Record list:
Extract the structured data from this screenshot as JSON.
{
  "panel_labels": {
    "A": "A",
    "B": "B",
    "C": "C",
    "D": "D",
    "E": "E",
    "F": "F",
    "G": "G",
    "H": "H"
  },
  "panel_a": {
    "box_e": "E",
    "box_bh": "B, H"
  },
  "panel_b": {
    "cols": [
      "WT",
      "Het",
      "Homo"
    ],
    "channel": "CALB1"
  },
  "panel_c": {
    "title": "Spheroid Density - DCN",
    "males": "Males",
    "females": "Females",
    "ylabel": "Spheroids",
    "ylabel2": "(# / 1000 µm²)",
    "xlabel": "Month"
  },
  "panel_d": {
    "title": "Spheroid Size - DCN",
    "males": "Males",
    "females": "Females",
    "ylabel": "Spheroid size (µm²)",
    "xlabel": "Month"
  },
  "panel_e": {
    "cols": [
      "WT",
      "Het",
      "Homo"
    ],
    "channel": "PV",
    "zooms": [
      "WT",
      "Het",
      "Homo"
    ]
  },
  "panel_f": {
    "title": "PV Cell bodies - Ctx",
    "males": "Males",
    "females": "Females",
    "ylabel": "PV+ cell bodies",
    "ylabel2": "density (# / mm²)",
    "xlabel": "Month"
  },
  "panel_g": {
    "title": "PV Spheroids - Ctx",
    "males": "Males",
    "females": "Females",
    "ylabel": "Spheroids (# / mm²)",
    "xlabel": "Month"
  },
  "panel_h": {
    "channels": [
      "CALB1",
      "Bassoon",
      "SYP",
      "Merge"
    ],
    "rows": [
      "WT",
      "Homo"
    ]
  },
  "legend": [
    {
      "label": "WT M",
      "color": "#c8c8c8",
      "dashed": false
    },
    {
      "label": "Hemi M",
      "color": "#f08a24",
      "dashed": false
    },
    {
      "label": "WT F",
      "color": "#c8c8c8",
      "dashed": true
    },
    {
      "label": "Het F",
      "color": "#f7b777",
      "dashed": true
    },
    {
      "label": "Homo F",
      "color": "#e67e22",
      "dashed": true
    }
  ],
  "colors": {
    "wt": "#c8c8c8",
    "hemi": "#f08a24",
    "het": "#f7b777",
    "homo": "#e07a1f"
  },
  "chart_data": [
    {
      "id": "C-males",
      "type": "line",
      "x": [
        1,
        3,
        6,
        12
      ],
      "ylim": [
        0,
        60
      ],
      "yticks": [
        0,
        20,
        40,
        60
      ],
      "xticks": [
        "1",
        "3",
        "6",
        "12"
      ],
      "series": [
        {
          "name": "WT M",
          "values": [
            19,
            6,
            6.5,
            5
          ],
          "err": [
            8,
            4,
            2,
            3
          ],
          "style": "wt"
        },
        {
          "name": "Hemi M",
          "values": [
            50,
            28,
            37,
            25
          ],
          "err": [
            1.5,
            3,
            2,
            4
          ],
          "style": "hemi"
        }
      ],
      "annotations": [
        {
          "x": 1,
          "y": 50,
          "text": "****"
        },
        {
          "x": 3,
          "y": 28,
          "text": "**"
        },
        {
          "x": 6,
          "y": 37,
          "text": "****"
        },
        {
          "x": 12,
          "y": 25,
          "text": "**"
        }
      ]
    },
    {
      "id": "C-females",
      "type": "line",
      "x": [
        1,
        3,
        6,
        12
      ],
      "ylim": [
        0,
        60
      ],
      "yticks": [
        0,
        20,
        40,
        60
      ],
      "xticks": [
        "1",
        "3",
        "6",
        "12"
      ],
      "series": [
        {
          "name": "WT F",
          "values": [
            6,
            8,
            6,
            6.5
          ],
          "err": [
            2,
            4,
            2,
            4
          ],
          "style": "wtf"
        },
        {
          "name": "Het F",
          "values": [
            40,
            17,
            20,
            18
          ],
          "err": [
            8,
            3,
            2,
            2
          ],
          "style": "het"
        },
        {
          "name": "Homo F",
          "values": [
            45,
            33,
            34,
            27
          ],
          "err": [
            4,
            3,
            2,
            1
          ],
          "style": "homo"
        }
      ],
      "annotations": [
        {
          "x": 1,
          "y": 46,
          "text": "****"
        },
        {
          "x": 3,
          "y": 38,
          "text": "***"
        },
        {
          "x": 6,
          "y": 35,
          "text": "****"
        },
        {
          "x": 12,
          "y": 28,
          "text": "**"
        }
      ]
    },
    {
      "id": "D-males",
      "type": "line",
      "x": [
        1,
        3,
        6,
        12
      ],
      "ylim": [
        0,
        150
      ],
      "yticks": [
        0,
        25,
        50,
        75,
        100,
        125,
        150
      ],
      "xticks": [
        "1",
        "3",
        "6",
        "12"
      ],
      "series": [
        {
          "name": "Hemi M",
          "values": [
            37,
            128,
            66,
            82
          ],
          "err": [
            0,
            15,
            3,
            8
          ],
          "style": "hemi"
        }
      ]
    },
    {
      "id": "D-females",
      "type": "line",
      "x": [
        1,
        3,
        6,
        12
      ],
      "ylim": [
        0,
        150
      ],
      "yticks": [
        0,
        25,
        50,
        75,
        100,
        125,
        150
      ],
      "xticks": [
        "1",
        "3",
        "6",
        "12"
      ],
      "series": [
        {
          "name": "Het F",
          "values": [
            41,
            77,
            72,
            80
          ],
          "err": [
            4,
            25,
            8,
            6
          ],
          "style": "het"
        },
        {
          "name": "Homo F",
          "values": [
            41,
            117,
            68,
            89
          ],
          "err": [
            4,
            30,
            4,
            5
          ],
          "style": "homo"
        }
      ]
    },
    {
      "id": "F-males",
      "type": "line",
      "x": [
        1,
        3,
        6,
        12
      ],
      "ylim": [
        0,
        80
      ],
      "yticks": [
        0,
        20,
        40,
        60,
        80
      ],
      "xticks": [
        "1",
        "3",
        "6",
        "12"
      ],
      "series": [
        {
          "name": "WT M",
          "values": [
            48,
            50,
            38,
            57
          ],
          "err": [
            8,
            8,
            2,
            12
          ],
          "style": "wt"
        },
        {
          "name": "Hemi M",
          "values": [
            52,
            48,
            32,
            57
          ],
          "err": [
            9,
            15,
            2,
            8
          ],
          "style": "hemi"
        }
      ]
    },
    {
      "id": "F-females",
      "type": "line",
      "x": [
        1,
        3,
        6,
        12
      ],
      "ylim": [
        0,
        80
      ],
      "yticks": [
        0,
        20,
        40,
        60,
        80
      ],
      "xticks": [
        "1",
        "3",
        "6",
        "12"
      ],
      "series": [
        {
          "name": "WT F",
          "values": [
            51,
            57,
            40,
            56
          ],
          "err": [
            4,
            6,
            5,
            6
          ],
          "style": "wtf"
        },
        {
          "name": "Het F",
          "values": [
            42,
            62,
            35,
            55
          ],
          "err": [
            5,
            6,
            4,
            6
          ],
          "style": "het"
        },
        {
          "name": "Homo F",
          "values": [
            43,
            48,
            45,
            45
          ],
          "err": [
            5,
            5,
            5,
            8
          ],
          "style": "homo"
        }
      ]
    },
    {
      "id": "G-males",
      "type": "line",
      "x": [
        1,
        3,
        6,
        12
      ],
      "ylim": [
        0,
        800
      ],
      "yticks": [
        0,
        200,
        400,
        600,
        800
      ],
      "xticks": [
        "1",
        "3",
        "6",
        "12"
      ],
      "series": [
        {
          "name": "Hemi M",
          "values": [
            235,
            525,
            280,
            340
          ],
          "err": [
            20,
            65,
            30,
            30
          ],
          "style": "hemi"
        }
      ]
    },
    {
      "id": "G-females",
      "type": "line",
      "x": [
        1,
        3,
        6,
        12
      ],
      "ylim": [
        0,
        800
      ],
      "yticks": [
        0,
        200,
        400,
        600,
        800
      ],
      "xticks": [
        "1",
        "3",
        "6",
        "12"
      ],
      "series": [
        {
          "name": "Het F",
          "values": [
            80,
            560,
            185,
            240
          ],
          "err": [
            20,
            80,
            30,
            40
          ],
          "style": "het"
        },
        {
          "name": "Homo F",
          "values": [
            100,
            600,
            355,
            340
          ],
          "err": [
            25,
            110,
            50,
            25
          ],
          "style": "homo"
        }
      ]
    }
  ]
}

==

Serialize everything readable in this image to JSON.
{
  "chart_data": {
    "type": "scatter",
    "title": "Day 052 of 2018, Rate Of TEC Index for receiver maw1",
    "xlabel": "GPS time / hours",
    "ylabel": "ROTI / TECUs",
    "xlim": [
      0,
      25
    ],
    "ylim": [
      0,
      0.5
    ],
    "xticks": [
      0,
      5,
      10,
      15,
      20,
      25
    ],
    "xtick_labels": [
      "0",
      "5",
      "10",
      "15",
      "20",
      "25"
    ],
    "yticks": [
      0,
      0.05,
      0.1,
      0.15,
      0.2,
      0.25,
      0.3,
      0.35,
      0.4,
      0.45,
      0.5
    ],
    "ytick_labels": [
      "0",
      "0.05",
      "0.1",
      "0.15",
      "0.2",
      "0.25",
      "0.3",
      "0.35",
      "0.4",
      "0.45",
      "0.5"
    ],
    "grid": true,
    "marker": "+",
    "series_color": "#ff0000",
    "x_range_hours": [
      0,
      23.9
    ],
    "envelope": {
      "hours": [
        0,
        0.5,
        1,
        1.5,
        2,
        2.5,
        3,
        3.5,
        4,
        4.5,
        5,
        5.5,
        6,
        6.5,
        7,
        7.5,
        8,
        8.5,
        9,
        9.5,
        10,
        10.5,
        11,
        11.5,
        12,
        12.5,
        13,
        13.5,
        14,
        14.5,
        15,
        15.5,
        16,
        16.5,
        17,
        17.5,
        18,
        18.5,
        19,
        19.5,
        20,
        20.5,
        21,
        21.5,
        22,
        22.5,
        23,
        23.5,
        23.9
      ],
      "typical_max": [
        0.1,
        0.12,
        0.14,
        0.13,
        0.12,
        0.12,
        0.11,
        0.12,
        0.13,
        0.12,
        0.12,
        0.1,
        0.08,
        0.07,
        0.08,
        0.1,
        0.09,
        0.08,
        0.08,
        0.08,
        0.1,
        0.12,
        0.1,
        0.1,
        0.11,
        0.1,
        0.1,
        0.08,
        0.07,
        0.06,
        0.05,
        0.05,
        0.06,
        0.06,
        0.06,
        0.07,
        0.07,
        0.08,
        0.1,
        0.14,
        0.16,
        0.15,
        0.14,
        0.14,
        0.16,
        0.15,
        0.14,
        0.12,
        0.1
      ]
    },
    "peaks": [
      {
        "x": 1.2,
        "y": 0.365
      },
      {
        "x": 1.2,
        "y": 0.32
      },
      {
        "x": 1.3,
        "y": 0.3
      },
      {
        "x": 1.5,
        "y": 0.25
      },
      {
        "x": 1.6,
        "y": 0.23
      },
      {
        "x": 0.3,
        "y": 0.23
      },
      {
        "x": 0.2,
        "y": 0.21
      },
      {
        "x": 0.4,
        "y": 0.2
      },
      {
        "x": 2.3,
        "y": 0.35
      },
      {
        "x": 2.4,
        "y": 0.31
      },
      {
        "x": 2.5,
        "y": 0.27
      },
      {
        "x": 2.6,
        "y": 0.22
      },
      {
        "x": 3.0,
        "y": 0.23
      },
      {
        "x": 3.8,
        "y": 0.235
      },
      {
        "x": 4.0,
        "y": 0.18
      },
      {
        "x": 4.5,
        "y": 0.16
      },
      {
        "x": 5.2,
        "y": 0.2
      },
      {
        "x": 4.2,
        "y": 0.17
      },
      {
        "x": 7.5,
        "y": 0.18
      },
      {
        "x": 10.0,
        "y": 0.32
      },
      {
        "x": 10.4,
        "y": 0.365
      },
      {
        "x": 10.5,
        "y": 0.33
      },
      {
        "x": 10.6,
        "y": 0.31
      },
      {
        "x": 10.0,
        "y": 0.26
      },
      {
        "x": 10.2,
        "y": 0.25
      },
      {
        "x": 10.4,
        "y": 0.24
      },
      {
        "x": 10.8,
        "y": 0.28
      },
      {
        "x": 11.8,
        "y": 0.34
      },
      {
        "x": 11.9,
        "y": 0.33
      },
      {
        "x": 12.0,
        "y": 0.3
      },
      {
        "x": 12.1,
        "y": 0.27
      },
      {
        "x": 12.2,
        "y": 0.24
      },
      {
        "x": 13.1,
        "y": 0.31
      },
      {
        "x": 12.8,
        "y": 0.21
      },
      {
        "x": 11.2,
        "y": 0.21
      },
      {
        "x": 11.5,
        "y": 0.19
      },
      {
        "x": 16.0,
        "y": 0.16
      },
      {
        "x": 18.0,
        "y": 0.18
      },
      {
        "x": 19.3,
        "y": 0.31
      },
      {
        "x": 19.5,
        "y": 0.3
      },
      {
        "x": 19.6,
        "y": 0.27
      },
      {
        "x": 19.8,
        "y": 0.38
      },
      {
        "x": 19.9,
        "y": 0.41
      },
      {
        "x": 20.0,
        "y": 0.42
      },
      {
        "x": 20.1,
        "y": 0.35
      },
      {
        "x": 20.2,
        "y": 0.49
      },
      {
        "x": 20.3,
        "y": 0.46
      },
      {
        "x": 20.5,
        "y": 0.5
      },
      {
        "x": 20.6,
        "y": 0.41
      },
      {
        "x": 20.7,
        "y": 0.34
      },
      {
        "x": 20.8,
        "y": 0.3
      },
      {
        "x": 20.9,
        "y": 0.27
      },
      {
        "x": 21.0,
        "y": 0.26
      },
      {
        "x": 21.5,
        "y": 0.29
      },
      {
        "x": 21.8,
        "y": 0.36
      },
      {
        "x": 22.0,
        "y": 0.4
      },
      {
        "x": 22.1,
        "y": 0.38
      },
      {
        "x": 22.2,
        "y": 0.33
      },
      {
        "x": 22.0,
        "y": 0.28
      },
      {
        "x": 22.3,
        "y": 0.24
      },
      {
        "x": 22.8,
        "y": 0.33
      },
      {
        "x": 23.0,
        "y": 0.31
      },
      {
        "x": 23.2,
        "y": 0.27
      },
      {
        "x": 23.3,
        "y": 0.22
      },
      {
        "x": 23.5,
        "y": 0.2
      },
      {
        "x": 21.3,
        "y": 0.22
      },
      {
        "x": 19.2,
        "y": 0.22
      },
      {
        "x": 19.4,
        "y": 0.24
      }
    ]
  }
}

---

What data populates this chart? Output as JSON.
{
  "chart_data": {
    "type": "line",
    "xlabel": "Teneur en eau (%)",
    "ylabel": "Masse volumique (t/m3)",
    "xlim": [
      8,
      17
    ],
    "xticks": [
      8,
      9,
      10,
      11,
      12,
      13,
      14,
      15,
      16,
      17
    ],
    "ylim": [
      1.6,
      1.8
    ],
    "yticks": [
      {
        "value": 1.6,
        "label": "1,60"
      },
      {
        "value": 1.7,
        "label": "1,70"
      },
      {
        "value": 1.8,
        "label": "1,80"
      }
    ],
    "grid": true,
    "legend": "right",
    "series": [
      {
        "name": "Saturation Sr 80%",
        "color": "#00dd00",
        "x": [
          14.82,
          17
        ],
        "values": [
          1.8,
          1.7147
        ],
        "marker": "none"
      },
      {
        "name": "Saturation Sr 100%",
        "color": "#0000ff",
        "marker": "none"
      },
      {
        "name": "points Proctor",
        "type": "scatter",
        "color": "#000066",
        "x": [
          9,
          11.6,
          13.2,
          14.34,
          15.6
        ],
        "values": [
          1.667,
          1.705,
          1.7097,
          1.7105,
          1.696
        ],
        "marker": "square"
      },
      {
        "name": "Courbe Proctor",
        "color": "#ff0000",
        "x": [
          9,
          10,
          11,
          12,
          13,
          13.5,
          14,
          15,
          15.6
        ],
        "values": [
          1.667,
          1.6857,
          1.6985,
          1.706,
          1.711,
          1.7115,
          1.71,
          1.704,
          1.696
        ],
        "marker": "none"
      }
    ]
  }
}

Exercise details:
Each line in the listing above that contains "bodies" should be copied.

The solution:
    "title": "PV Cell bodies - Ctx",
    "ylabel": "PV+ cell bodies",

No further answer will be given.